(Task description) Pick out the lines in the listing below that contain the word "location" and copy them.

Stored data entries:
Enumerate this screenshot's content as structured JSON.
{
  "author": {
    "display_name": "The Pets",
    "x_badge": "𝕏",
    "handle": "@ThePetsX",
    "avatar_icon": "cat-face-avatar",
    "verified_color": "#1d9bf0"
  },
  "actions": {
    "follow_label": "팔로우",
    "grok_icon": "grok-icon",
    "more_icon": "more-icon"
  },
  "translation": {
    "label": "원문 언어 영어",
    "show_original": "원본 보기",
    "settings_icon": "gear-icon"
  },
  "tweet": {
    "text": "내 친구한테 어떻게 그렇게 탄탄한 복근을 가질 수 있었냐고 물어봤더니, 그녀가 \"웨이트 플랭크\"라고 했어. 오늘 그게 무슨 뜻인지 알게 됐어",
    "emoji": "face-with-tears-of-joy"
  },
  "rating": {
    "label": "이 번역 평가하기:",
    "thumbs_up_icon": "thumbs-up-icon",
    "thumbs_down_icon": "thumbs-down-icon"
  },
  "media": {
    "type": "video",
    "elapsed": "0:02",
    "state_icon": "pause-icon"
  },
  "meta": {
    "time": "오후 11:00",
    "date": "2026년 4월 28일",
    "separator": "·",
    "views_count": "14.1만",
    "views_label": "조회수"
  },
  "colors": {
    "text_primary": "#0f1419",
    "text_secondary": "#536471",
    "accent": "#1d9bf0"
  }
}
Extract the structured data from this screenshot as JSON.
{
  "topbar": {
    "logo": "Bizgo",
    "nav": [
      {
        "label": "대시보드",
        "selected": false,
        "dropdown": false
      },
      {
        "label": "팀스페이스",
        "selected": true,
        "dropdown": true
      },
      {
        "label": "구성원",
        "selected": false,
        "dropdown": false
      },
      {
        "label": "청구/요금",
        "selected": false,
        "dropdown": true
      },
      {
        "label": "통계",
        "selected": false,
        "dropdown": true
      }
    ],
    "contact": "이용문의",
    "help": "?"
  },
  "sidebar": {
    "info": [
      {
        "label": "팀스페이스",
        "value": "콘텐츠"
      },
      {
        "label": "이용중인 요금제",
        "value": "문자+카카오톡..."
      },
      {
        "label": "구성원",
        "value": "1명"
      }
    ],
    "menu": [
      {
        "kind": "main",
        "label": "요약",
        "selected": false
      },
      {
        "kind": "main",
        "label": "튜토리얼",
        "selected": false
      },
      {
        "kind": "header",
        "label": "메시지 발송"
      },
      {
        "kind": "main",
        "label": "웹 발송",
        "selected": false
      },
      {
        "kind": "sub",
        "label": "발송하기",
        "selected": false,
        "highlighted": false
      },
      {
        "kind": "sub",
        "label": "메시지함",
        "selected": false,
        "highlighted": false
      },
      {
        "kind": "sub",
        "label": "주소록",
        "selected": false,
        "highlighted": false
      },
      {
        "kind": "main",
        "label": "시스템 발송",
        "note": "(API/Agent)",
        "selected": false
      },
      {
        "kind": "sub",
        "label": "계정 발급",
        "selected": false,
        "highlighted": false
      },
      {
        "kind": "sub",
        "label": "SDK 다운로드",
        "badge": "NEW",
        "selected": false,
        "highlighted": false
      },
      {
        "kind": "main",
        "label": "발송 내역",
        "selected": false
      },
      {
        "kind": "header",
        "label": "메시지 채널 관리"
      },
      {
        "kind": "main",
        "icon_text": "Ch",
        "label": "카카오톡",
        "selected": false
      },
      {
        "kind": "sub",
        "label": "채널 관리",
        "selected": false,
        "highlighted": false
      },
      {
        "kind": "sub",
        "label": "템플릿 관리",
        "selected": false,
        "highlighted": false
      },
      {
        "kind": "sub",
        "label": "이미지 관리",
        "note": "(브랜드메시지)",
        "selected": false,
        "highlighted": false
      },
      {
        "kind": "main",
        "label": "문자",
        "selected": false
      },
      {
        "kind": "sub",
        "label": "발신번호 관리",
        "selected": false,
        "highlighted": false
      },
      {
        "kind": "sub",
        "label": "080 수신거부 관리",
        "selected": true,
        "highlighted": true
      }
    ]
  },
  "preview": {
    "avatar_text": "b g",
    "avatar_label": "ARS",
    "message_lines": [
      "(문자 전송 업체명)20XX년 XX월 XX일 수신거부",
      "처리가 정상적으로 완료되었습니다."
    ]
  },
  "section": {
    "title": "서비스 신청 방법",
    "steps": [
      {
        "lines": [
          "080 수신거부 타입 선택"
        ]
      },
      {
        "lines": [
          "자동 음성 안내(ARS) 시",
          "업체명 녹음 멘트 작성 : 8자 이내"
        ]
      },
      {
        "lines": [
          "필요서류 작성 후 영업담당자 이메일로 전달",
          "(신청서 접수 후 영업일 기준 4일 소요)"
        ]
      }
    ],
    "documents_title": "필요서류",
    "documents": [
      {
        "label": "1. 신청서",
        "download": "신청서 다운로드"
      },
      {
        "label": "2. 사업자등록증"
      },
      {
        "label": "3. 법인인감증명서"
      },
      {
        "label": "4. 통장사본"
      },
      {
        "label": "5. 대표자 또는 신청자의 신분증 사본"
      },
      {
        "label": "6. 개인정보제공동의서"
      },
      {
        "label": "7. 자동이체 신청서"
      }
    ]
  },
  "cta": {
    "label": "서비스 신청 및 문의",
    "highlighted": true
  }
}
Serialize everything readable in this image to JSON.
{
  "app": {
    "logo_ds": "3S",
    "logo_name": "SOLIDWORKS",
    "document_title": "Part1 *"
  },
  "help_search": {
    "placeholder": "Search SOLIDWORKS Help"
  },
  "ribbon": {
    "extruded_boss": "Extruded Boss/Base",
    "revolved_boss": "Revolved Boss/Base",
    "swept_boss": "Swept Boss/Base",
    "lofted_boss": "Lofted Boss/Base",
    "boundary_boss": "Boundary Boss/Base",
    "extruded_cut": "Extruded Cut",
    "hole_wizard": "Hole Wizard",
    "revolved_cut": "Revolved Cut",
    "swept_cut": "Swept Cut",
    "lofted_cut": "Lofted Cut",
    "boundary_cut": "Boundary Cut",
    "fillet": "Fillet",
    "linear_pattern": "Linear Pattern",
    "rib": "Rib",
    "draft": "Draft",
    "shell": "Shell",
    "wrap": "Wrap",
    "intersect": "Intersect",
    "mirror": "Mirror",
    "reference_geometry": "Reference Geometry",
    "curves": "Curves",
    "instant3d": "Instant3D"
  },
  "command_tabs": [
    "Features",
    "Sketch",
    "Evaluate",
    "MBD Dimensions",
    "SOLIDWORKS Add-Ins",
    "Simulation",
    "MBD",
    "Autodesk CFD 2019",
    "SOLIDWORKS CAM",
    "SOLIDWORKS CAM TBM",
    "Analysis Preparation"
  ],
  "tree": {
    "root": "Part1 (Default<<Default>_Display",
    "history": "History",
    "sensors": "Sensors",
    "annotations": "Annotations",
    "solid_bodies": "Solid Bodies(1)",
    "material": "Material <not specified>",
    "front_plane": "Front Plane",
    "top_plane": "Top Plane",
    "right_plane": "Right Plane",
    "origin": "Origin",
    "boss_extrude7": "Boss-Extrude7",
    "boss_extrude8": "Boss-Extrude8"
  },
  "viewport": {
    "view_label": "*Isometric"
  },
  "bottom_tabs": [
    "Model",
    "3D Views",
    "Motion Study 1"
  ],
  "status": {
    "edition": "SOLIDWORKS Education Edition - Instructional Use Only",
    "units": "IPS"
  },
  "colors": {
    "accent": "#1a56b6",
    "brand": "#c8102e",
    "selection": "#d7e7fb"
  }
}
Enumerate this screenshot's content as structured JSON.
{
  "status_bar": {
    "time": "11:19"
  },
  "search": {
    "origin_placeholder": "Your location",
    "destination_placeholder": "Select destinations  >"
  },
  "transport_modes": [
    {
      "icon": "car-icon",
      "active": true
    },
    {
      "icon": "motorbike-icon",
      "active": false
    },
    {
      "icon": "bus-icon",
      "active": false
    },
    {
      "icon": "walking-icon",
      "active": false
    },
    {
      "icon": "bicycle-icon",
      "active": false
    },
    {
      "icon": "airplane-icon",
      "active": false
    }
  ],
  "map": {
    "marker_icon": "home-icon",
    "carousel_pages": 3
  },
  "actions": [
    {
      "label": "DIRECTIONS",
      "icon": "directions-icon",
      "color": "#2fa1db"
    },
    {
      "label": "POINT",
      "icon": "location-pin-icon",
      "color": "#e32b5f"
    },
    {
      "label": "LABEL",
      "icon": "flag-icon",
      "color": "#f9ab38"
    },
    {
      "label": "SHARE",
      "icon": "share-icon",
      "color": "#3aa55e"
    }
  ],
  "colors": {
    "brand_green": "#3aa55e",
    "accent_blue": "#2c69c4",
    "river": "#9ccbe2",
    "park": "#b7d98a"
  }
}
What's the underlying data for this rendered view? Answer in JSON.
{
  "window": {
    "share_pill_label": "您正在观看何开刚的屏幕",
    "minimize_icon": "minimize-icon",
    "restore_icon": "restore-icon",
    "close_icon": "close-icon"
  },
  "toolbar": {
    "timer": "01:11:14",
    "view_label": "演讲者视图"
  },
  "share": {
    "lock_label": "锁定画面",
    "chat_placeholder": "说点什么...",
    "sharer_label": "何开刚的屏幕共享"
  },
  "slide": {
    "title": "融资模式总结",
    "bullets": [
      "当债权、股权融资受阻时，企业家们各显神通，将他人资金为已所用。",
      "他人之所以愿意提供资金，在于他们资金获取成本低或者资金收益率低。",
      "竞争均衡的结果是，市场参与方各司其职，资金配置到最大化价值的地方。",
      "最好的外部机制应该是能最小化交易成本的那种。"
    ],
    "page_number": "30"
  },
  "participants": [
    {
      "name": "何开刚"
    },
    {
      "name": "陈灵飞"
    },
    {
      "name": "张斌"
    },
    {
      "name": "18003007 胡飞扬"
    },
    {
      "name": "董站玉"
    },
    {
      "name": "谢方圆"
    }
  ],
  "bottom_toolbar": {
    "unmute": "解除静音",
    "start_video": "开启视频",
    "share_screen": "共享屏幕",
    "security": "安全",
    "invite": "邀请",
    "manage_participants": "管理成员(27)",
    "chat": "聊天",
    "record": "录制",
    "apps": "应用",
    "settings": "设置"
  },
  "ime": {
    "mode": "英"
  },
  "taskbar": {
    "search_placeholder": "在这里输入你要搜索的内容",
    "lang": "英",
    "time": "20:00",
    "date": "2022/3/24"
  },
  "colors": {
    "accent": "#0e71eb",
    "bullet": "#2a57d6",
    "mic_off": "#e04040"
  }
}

(Exercise response)
    "origin_placeholder": "Your location",
      "icon": "location-pin-icon",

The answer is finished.